» **EXERCISE TASK**
Go through the listing beneath this task and return every line that carries the string "Highs".

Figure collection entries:
◇ ◇ ◇

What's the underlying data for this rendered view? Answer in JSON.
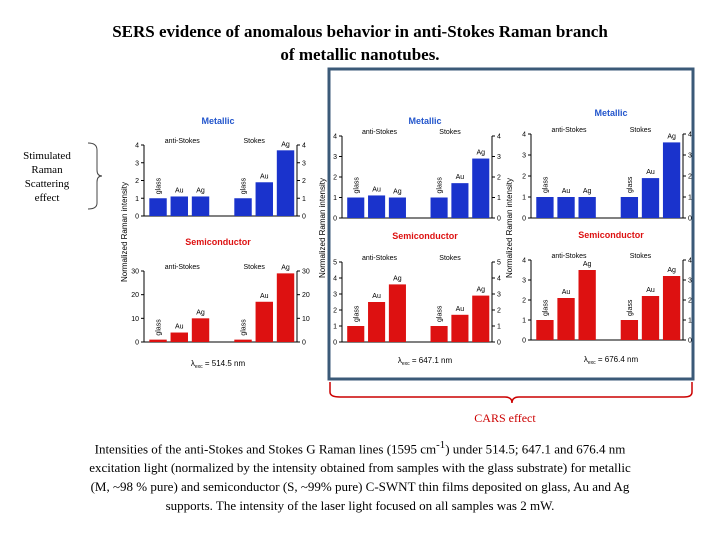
{
  "title": {
    "line1": "SERS evidence of anomalous behavior in anti-Stokes Raman branch",
    "line2": "of metallic nanotubes."
  },
  "side_label": "Stimulated Raman Scattering effect",
  "cars_label": "CARS effect",
  "caption": {
    "before_sup": "Intensities of the anti-Stokes and Stokes G Raman lines (1595 cm",
    "sup": "-1",
    "after_sup": ") under 514.5; 647.1 and 676.4 nm excitation light (normalized by the intensity obtained from samples with the glass substrate) for metallic (M, ~98 % pure) and semiconductor (S, ~99% pure) C-SWNT thin films deposited on glass, Au and Ag supports. The intensity of the laser light focused on all samples was 2 mW."
  },
  "colors": {
    "metallic": "#1a33cc",
    "semiconductor": "#dd1111",
    "title_metallic": "#2255cc",
    "title_semiconductor": "#dd1111",
    "highlight_box": "#3b5a78",
    "cars_bracket": "#cc0000"
  },
  "chart_data": [
    {
      "type": "bar",
      "title": "Metallic",
      "excitation": "514.5 nm",
      "xlabel": "",
      "ylabel": "Normalized Raman intensity",
      "group_labels": [
        "anti-Stokes",
        "Stokes"
      ],
      "categories": [
        "glass",
        "Au",
        "Ag",
        "glass",
        "Au",
        "Ag"
      ],
      "values": [
        1,
        1.1,
        1.1,
        1,
        1.9,
        3.7
      ],
      "ylim": [
        0,
        4
      ],
      "yticks": [
        0,
        1,
        2,
        3,
        4
      ]
    },
    {
      "type": "bar",
      "title": "Semiconductor",
      "excitation": "514.5 nm",
      "xlabel": "",
      "ylabel": "Normalized Raman intensity",
      "group_labels": [
        "anti-Stokes",
        "Stokes"
      ],
      "categories": [
        "glass",
        "Au",
        "Ag",
        "glass",
        "Au",
        "Ag"
      ],
      "values": [
        1,
        4,
        10,
        1,
        17,
        29
      ],
      "ylim": [
        0,
        30
      ],
      "yticks": [
        0,
        10,
        20,
        30
      ]
    },
    {
      "type": "bar",
      "title": "Metallic",
      "excitation": "647.1 nm",
      "xlabel": "",
      "ylabel": "Normalized Raman intensity",
      "group_labels": [
        "anti-Stokes",
        "Stokes"
      ],
      "categories": [
        "glass",
        "Au",
        "Ag",
        "glass",
        "Au",
        "Ag"
      ],
      "values": [
        1,
        1.1,
        1,
        1,
        1.7,
        2.9
      ],
      "ylim": [
        0,
        4
      ],
      "yticks": [
        0,
        1,
        2,
        3,
        4
      ]
    },
    {
      "type": "bar",
      "title": "Semiconductor",
      "excitation": "647.1 nm",
      "xlabel": "",
      "ylabel": "Normalized Raman intensity",
      "group_labels": [
        "anti-Stokes",
        "Stokes"
      ],
      "categories": [
        "glass",
        "Au",
        "Ag",
        "glass",
        "Au",
        "Ag"
      ],
      "values": [
        1,
        2.5,
        3.6,
        1,
        1.7,
        2.9
      ],
      "ylim": [
        0,
        5
      ],
      "yticks": [
        0,
        1,
        2,
        3,
        4,
        5
      ]
    },
    {
      "type": "bar",
      "title": "Metallic",
      "excitation": "676.4 nm",
      "xlabel": "",
      "ylabel": "Normalized Raman intensity",
      "group_labels": [
        "anti-Stokes",
        "Stokes"
      ],
      "categories": [
        "glass",
        "Au",
        "Ag",
        "glass",
        "Au",
        "Ag"
      ],
      "values": [
        1,
        1,
        1,
        1,
        1.9,
        3.6
      ],
      "ylim": [
        0,
        4
      ],
      "yticks": [
        0,
        1,
        2,
        3,
        4
      ]
    },
    {
      "type": "bar",
      "title": "Semiconductor",
      "excitation": "676.4 nm",
      "xlabel": "",
      "ylabel": "Normalized Raman intensity",
      "group_labels": [
        "anti-Stokes",
        "Stokes"
      ],
      "categories": [
        "glass",
        "Au",
        "Ag",
        "glass",
        "Au",
        "Ag"
      ],
      "values": [
        1,
        2.1,
        3.5,
        1,
        2.2,
        3.2
      ],
      "ylim": [
        0,
        4
      ],
      "yticks": [
        0,
        1,
        2,
        3,
        4
      ]
    }
  ]
}
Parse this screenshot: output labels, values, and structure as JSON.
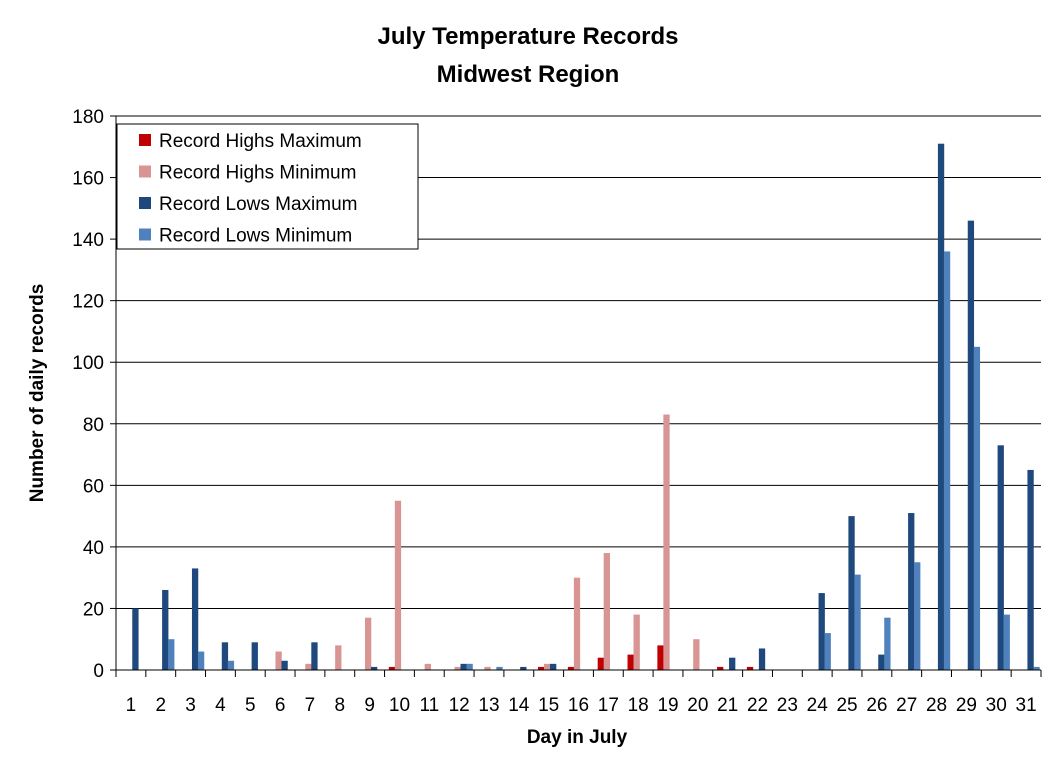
{
  "chart_data": {
    "type": "bar",
    "title": "July Temperature Records",
    "subtitle": "Midwest Region",
    "xlabel": "Day in July",
    "ylabel": "Number of daily records",
    "ylim": [
      0,
      180
    ],
    "yticks": [
      0,
      20,
      40,
      60,
      80,
      100,
      120,
      140,
      160,
      180
    ],
    "grid": "horizontal",
    "legend_position": "top-left",
    "categories": [
      "1",
      "2",
      "3",
      "4",
      "5",
      "6",
      "7",
      "8",
      "9",
      "10",
      "11",
      "12",
      "13",
      "14",
      "15",
      "16",
      "17",
      "18",
      "19",
      "20",
      "21",
      "22",
      "23",
      "24",
      "25",
      "26",
      "27",
      "28",
      "29",
      "30",
      "31"
    ],
    "series": [
      {
        "name": "Record Highs Maximum",
        "color": "#c00000",
        "values": [
          0,
          0,
          0,
          0,
          0,
          0,
          0,
          0,
          0,
          1,
          0,
          0,
          0,
          0,
          1,
          1,
          4,
          5,
          8,
          0,
          1,
          1,
          0,
          0,
          0,
          0,
          0,
          0,
          0,
          0,
          0
        ]
      },
      {
        "name": "Record Highs Minimum",
        "color": "#d99594",
        "values": [
          0,
          0,
          0,
          0,
          0,
          6,
          2,
          8,
          17,
          55,
          2,
          1,
          1,
          0,
          2,
          30,
          38,
          18,
          83,
          10,
          0,
          0,
          0,
          0,
          0,
          0,
          0,
          0,
          0,
          0,
          0
        ]
      },
      {
        "name": "Record Lows Maximum",
        "color": "#1f497d",
        "values": [
          20,
          26,
          33,
          9,
          9,
          3,
          9,
          0,
          1,
          0,
          0,
          2,
          0,
          1,
          2,
          0,
          0,
          0,
          0,
          0,
          4,
          7,
          0,
          25,
          50,
          5,
          51,
          171,
          146,
          73,
          65
        ]
      },
      {
        "name": "Record Lows Minimum",
        "color": "#4f81bd",
        "values": [
          0,
          10,
          6,
          3,
          0,
          0,
          0,
          0,
          0,
          0,
          0,
          2,
          1,
          0,
          0,
          0,
          0,
          0,
          0,
          0,
          0,
          0,
          0,
          12,
          31,
          17,
          35,
          136,
          105,
          18,
          1
        ]
      }
    ]
  }
}
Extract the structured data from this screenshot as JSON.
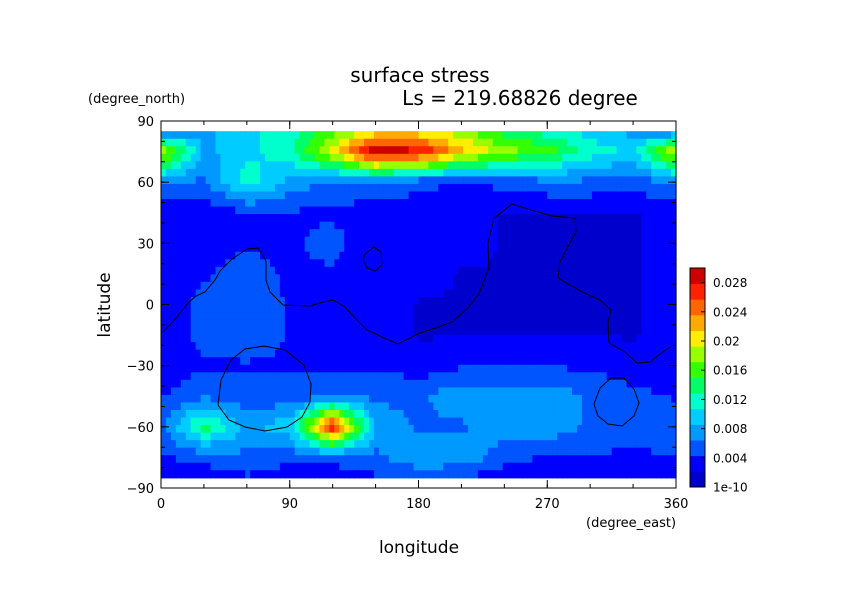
{
  "chart_data": {
    "type": "heatmap",
    "title": "surface stress",
    "subtitle": "Ls = 219.68826 degree",
    "xlabel": "longitude",
    "ylabel": "latitude",
    "x_unit": "(degree_east)",
    "y_unit": "(degree_north)",
    "xlim": [
      0,
      360
    ],
    "ylim": [
      -90,
      90
    ],
    "x_ticks": [
      "0",
      "90",
      "180",
      "270",
      "360"
    ],
    "y_ticks": [
      "90",
      "60",
      "30",
      "0",
      "−30",
      "−60",
      "−90"
    ],
    "x": [
      0,
      30,
      60,
      90,
      120,
      150,
      180,
      210,
      240,
      270,
      300,
      330,
      360
    ],
    "y": [
      85,
      75,
      60,
      45,
      30,
      15,
      0,
      -15,
      -30,
      -45,
      -60,
      -75,
      -85
    ],
    "z": [
      [
        0.006,
        0.008,
        0.01,
        0.012,
        0.016,
        0.02,
        0.02,
        0.018,
        0.014,
        0.012,
        0.01,
        0.008,
        0.006
      ],
      [
        0.02,
        0.008,
        0.01,
        0.012,
        0.02,
        0.03,
        0.028,
        0.022,
        0.018,
        0.016,
        0.012,
        0.01,
        0.02
      ],
      [
        0.007,
        0.006,
        0.012,
        0.008,
        0.006,
        0.006,
        0.005,
        0.004,
        0.005,
        0.006,
        0.006,
        0.005,
        0.007
      ],
      [
        0.003,
        0.003,
        0.004,
        0.004,
        0.004,
        0.003,
        0.003,
        0.003,
        0.002,
        0.002,
        0.002,
        0.002,
        0.003
      ],
      [
        0.003,
        0.004,
        0.004,
        0.004,
        0.005,
        0.003,
        0.003,
        0.003,
        0.002,
        0.002,
        0.002,
        0.002,
        0.003
      ],
      [
        0.003,
        0.004,
        0.005,
        0.004,
        0.004,
        0.003,
        0.003,
        0.002,
        0.002,
        0.002,
        0.002,
        0.002,
        0.003
      ],
      [
        0.003,
        0.005,
        0.006,
        0.004,
        0.004,
        0.003,
        0.002,
        0.002,
        0.002,
        0.002,
        0.002,
        0.002,
        0.003
      ],
      [
        0.003,
        0.005,
        0.006,
        0.004,
        0.003,
        0.003,
        0.002,
        0.002,
        0.002,
        0.002,
        0.002,
        0.002,
        0.003
      ],
      [
        0.003,
        0.004,
        0.004,
        0.004,
        0.004,
        0.004,
        0.003,
        0.004,
        0.004,
        0.004,
        0.004,
        0.003,
        0.003
      ],
      [
        0.004,
        0.006,
        0.005,
        0.005,
        0.006,
        0.006,
        0.006,
        0.008,
        0.008,
        0.008,
        0.006,
        0.005,
        0.004
      ],
      [
        0.006,
        0.014,
        0.008,
        0.01,
        0.028,
        0.008,
        0.006,
        0.006,
        0.008,
        0.008,
        0.006,
        0.005,
        0.006
      ],
      [
        0.004,
        0.005,
        0.006,
        0.005,
        0.005,
        0.006,
        0.008,
        0.008,
        0.005,
        0.004,
        0.004,
        0.004,
        0.004
      ],
      [
        0.003,
        0.003,
        0.004,
        0.003,
        0.003,
        0.004,
        0.005,
        0.004,
        0.003,
        0.003,
        0.003,
        0.003,
        0.003
      ]
    ],
    "colorbar": {
      "ticks": [
        "0.028",
        "0.024",
        "0.02",
        "0.016",
        "0.012",
        "0.008",
        "0.004",
        "1e-10"
      ],
      "min": 0,
      "max": 0.03
    },
    "colormap": [
      "#0000cc",
      "#0000ff",
      "#0055ff",
      "#0099ff",
      "#00ccff",
      "#00ffcc",
      "#00ff66",
      "#33ff00",
      "#99ff00",
      "#ffee00",
      "#ffaa00",
      "#ff6600",
      "#ff2200",
      "#cc0000"
    ],
    "overflow_color": "#ffffff",
    "contour_color": "#000000",
    "grid": false
  }
}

◇ ◇ ◇

» **REPLY TO THE TASK**
        "name": "Record Highs Maximum",
        "name": "Record Highs Minimum",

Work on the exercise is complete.